Transcribe the records exactly. Pictures do not belong in the transcription.
==== Record excerpts ====
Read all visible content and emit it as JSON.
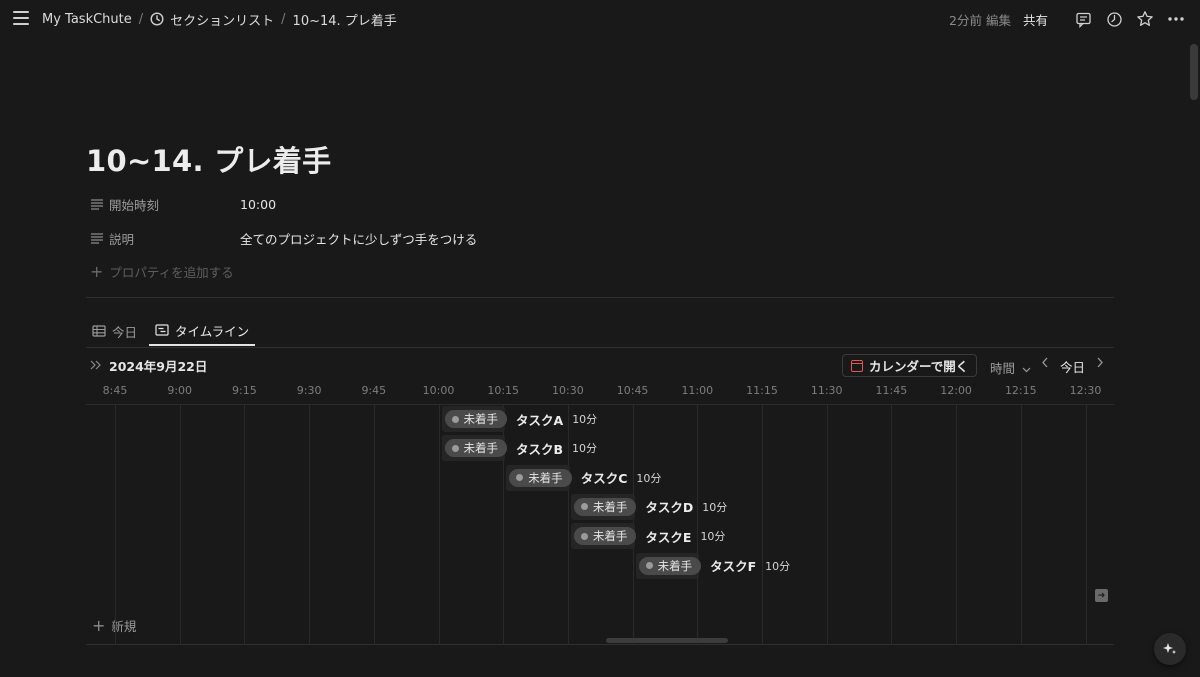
{
  "breadcrumb": {
    "workspace": "My TaskChute",
    "parent": "セクションリスト",
    "current": "10~14. プレ着手"
  },
  "topbar": {
    "edited": "2分前 編集",
    "share": "共有"
  },
  "page": {
    "title": "10~14. プレ着手",
    "properties": [
      {
        "name": "開始時刻",
        "value": "10:00"
      },
      {
        "name": "説明",
        "value": "全てのプロジェクトに少しずつ手をつける"
      }
    ],
    "add_property": "プロパティを追加する"
  },
  "views": {
    "tabs": [
      {
        "label": "今日",
        "active": false
      },
      {
        "label": "タイムライン",
        "active": true
      }
    ]
  },
  "timeline": {
    "date": "2024年9月22日",
    "open_calendar": "カレンダーで開く",
    "scale": "時間",
    "today": "今日",
    "ticks": [
      "8:45",
      "9:00",
      "9:15",
      "9:30",
      "9:45",
      "10:00",
      "10:15",
      "10:30",
      "10:45",
      "11:00",
      "11:15",
      "11:30",
      "11:45",
      "12:00",
      "12:15",
      "12:30"
    ],
    "tasks": [
      {
        "status": "未着手",
        "name": "タスクA",
        "duration": "10分",
        "start": "10:00",
        "end": "10:15"
      },
      {
        "status": "未着手",
        "name": "タスクB",
        "duration": "10分",
        "start": "10:00",
        "end": "10:15"
      },
      {
        "status": "未着手",
        "name": "タスクC",
        "duration": "10分",
        "start": "10:15",
        "end": "10:30"
      },
      {
        "status": "未着手",
        "name": "タスクD",
        "duration": "10分",
        "start": "10:30",
        "end": "10:45"
      },
      {
        "status": "未着手",
        "name": "タスクE",
        "duration": "10分",
        "start": "10:30",
        "end": "10:45"
      },
      {
        "status": "未着手",
        "name": "タスクF",
        "duration": "10分",
        "start": "10:45",
        "end": "11:00"
      }
    ],
    "new_label": "新規"
  },
  "colors": {
    "background": "#191919",
    "status_badge": "#4a4a4a",
    "calendar_icon": "#e25757"
  }
}
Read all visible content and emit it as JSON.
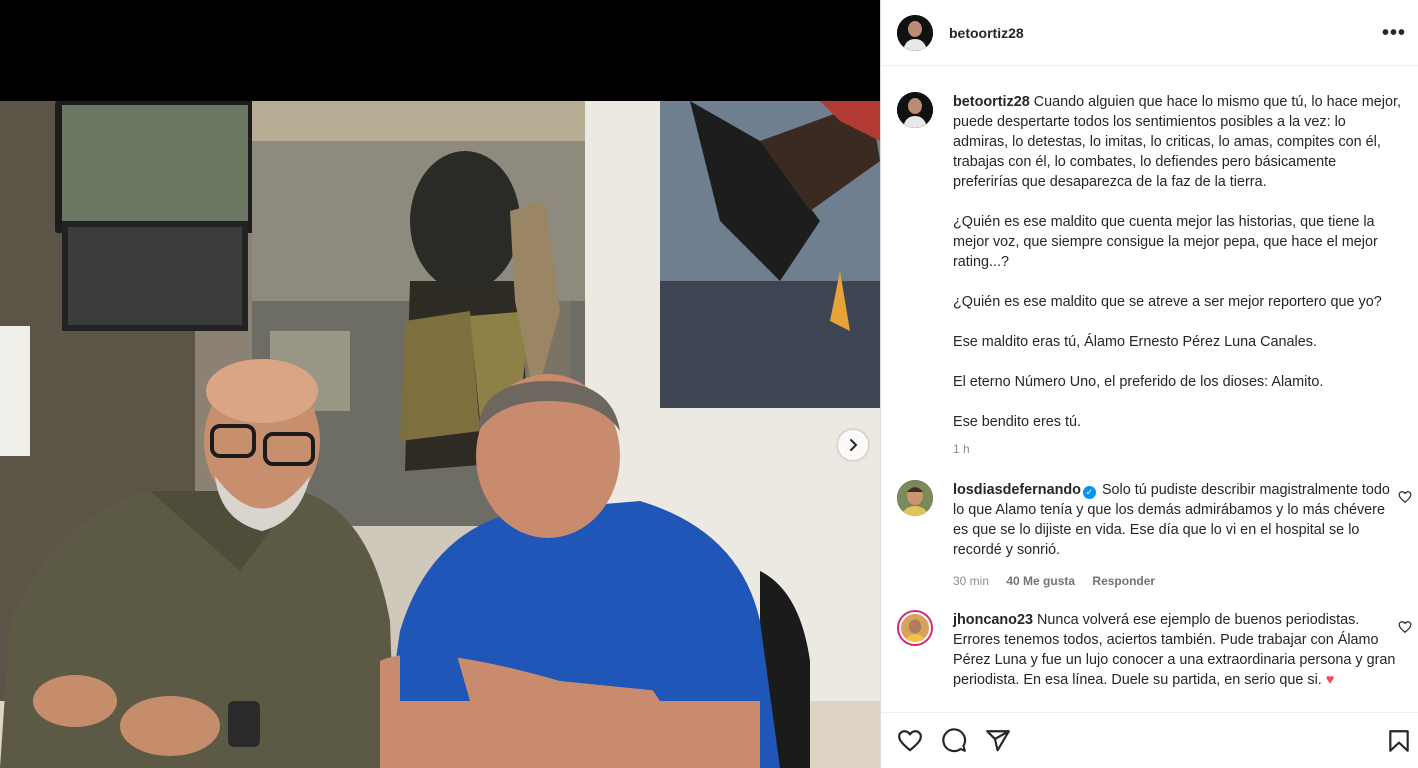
====
• Expected answer:
Read all visible content and emit it as JSON.
{
  "breadcrumb": {
    "workspace": "My TaskChute",
    "parent": "セクションリスト",
    "current": "10~14. プレ着手"
  },
  "topbar": {
    "edited": "2分前 編集",
    "share": "共有"
  },
  "page": {
    "title": "10~14. プレ着手",
    "properties": [
      {
        "name": "開始時刻",
        "value": "10:00"
      },
      {
        "name": "説明",
        "value": "全てのプロジェクトに少しずつ手をつける"
      }
    ],
    "add_property": "プロパティを追加する"
  },
  "views": {
    "tabs": [
      {
        "label": "今日",
        "active": false
      },
      {
        "label": "タイムライン",
        "active": true
      }
    ]
  },
  "timeline": {
    "date": "2024年9月22日",
    "open_calendar": "カレンダーで開く",
    "scale": "時間",
    "today": "今日",
    "ticks": [
      "8:45",
      "9:00",
      "9:15",
      "9:30",
      "9:45",
      "10:00",
      "10:15",
      "10:30",
      "10:45",
      "11:00",
      "11:15",
      "11:30",
      "11:45",
      "12:00",
      "12:15",
      "12:30"
    ],
    "tasks": [
      {
        "status": "未着手",
        "name": "タスクA",
        "duration": "10分",
        "start": "10:00",
        "end": "10:15"
      },
      {
        "status": "未着手",
        "name": "タスクB",
        "duration": "10分",
        "start": "10:00",
        "end": "10:15"
      },
      {
        "status": "未着手",
        "name": "タスクC",
        "duration": "10分",
        "start": "10:15",
        "end": "10:30"
      },
      {
        "status": "未着手",
        "name": "タスクD",
        "duration": "10分",
        "start": "10:30",
        "end": "10:45"
      },
      {
        "status": "未着手",
        "name": "タスクE",
        "duration": "10分",
        "start": "10:30",
        "end": "10:45"
      },
      {
        "status": "未着手",
        "name": "タスクF",
        "duration": "10分",
        "start": "10:45",
        "end": "11:00"
      }
    ],
    "new_label": "新規"
  },
  "colors": {
    "background": "#191919",
    "status_badge": "#4a4a4a",
    "calendar_icon": "#e25757"
  }
}
Read all visible content and emit it as JSON.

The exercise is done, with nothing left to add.